▸ **Given instruction**
All entries below are to be set down again, identical to the source.

+ + + +

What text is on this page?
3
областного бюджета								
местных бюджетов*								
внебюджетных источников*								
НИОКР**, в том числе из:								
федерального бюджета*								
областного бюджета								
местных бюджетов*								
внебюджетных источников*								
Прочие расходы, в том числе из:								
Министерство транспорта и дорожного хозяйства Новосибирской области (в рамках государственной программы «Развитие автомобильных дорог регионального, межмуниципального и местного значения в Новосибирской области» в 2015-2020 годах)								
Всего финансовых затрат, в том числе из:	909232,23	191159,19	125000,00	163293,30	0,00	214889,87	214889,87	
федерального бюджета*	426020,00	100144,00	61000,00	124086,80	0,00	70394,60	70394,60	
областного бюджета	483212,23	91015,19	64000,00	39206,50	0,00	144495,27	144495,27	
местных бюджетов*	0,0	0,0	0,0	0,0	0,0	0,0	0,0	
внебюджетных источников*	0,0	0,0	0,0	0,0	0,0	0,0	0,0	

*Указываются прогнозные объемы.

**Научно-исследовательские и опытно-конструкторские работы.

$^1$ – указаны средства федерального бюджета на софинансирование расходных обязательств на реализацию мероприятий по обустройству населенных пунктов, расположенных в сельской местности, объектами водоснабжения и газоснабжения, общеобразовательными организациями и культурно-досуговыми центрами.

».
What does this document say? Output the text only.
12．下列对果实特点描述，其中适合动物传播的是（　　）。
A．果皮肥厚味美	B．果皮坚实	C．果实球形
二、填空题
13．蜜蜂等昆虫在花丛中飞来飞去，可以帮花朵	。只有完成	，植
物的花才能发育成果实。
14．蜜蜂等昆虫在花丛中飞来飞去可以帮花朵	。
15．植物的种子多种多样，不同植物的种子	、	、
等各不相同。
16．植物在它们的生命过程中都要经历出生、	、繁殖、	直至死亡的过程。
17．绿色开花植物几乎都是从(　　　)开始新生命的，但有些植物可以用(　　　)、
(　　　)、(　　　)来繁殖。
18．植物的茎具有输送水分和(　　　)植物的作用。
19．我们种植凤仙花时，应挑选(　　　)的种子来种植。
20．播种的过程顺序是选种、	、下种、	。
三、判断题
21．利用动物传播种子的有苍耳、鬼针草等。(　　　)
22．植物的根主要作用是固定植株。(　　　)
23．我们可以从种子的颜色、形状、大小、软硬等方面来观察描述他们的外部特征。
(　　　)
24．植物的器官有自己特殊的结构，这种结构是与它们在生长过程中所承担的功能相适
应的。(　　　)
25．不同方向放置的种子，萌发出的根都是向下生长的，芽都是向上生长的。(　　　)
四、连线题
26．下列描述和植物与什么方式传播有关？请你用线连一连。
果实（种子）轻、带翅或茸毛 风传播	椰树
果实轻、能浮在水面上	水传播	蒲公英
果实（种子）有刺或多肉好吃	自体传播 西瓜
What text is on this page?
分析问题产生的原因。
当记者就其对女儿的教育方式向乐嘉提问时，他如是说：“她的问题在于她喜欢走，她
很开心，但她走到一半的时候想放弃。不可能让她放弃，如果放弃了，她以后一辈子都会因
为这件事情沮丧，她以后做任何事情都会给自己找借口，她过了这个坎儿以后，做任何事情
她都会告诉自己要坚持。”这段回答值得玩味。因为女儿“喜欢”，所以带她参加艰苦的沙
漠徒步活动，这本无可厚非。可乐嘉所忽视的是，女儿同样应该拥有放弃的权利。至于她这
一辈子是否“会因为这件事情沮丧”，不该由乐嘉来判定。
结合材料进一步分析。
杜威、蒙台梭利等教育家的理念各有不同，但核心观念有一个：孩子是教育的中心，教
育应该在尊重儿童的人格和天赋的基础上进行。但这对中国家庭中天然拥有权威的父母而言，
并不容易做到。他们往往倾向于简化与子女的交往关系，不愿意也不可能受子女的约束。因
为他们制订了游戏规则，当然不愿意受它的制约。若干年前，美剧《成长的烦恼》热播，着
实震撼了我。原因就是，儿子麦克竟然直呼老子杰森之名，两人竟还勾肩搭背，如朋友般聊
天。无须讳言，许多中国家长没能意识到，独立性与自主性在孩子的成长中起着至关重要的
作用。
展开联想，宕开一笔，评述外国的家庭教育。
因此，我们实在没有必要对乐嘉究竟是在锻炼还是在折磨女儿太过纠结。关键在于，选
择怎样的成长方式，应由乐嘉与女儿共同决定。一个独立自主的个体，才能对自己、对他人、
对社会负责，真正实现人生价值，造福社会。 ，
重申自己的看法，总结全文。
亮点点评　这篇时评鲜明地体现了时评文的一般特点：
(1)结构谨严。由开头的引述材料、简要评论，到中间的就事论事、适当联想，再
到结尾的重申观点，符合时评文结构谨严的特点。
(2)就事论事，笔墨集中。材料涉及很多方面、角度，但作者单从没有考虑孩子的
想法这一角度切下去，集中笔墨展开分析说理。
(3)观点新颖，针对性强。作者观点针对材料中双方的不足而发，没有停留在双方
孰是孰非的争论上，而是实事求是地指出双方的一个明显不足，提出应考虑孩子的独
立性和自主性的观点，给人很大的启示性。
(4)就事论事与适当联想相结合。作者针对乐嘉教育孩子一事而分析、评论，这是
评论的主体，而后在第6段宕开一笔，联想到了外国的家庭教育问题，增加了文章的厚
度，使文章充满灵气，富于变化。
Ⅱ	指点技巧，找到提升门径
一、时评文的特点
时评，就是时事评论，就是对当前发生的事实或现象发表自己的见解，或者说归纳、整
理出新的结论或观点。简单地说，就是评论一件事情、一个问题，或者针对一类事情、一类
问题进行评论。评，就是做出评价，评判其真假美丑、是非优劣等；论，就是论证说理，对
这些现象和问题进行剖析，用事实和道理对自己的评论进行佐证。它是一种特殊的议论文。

+ + + +

▸ **Solution**
What text is on this page?
3
областного бюджета								
местных бюджетов*								
внебюджетных источников*								
НИОКР**, в том числе из:								
федерального бюджета*								
областного бюджета								
местных бюджетов*								
внебюджетных источников*								
Прочие расходы, в том числе из:								
Министерство транспорта и дорожного хозяйства Новосибирской области (в рамках государственной программы «Развитие автомобильных дорог регионального, межмуниципального и местного значения в Новосибирской области» в 2015-2020 годах)								
Всего финансовых затрат, в том числе из:	909232,23	191159,19	125000,00	163293,30	0,00	214889,87	214889,87	
федерального бюджета*	426020,00	100144,00	61000,00	124086,80	0,00	70394,60	70394,60	
областного бюджета	483212,23	91015,19	64000,00	39206,50	0,00	144495,27	144495,27	
местных бюджетов*	0,0	0,0	0,0	0,0	0,0	0,0	0,0	
внебюджетных источников*	0,0	0,0	0,0	0,0	0,0	0,0	0,0	

*Указываются прогнозные объемы.

**Научно-исследовательские и опытно-конструкторские работы.

$^1$ – указаны средства федерального бюджета на софинансирование расходных обязательств на реализацию мероприятий по обустройству населенных пунктов, расположенных в сельской местности, объектами водоснабжения и газоснабжения, общеобразовательными организациями и культурно-досуговыми центрами.

».
What does this document say? Output the text only.
12．下列对果实特点描述，其中适合动物传播的是（　　）。
A．果皮肥厚味美	B．果皮坚实	C．果实球形
二、填空题
13．蜜蜂等昆虫在花丛中飞来飞去，可以帮花朵	。只有完成	，植
物的花才能发育成果实。
14．蜜蜂等昆虫在花丛中飞来飞去可以帮花朵	。
15．植物的种子多种多样，不同植物的种子	、	、
等各不相同。
16．植物在它们的生命过程中都要经历出生、	、繁殖、	直至死亡的过程。
17．绿色开花植物几乎都是从(　　　)开始新生命的，但有些植物可以用(　　　)、
(　　　)、(　　　)来繁殖。
18．植物的茎具有输送水分和(　　　)植物的作用。
19．我们种植凤仙花时，应挑选(　　　)的种子来种植。
20．播种的过程顺序是选种、	、下种、	。
三、判断题
21．利用动物传播种子的有苍耳、鬼针草等。(　　　)
22．植物的根主要作用是固定植株。(　　　)
23．我们可以从种子的颜色、形状、大小、软硬等方面来观察描述他们的外部特征。
(　　　)
24．植物的器官有自己特殊的结构，这种结构是与它们在生长过程中所承担的功能相适
应的。(　　　)
25．不同方向放置的种子，萌发出的根都是向下生长的，芽都是向上生长的。(　　　)
四、连线题
26．下列描述和植物与什么方式传播有关？请你用线连一连。
果实（种子）轻、带翅或茸毛 风传播	椰树
果实轻、能浮在水面上	水传播	蒲公英
果实（种子）有刺或多肉好吃	自体传播 西瓜
What text is on this page?
分析问题产生的原因。
当记者就其对女儿的教育方式向乐嘉提问时，他如是说：“她的问题在于她喜欢走，她
很开心，但她走到一半的时候想放弃。不可能让她放弃，如果放弃了，她以后一辈子都会因
为这件事情沮丧，她以后做任何事情都会给自己找借口，她过了这个坎儿以后，做任何事情
她都会告诉自己要坚持。”这段回答值得玩味。因为女儿“喜欢”，所以带她参加艰苦的沙
漠徒步活动，这本无可厚非。可乐嘉所忽视的是，女儿同样应该拥有放弃的权利。至于她这
一辈子是否“会因为这件事情沮丧”，不该由乐嘉来判定。
结合材料进一步分析。
杜威、蒙台梭利等教育家的理念各有不同，但核心观念有一个：孩子是教育的中心，教
育应该在尊重儿童的人格和天赋的基础上进行。但这对中国家庭中天然拥有权威的父母而言，
并不容易做到。他们往往倾向于简化与子女的交往关系，不愿意也不可能受子女的约束。因
为他们制订了游戏规则，当然不愿意受它的制约。若干年前，美剧《成长的烦恼》热播，着
实震撼了我。原因就是，儿子麦克竟然直呼老子杰森之名，两人竟还勾肩搭背，如朋友般聊
天。无须讳言，许多中国家长没能意识到，独立性与自主性在孩子的成长中起着至关重要的
作用。
展开联想，宕开一笔，评述外国的家庭教育。
因此，我们实在没有必要对乐嘉究竟是在锻炼还是在折磨女儿太过纠结。关键在于，选
择怎样的成长方式，应由乐嘉与女儿共同决定。一个独立自主的个体，才能对自己、对他人、
对社会负责，真正实现人生价值，造福社会。 ，
重申自己的看法，总结全文。
亮点点评　这篇时评鲜明地体现了时评文的一般特点：
(1)结构谨严。由开头的引述材料、简要评论，到中间的就事论事、适当联想，再
到结尾的重申观点，符合时评文结构谨严的特点。
(2)就事论事，笔墨集中。材料涉及很多方面、角度，但作者单从没有考虑孩子的
想法这一角度切下去，集中笔墨展开分析说理。
(3)观点新颖，针对性强。作者观点针对材料中双方的不足而发，没有停留在双方
孰是孰非的争论上，而是实事求是地指出双方的一个明显不足，提出应考虑孩子的独
立性和自主性的观点，给人很大的启示性。
(4)就事论事与适当联想相结合。作者针对乐嘉教育孩子一事而分析、评论，这是
评论的主体，而后在第6段宕开一笔，联想到了外国的家庭教育问题，增加了文章的厚
度，使文章充满灵气，富于变化。
Ⅱ	指点技巧，找到提升门径
一、时评文的特点
时评，就是时事评论，就是对当前发生的事实或现象发表自己的见解，或者说归纳、整
理出新的结论或观点。简单地说，就是评论一件事情、一个问题，或者针对一类事情、一类
问题进行评论。评，就是做出评价，评判其真假美丑、是非优劣等；论，就是论证说理，对
这些现象和问题进行剖析，用事实和道理对自己的评论进行佐证。它是一种特殊的议论文。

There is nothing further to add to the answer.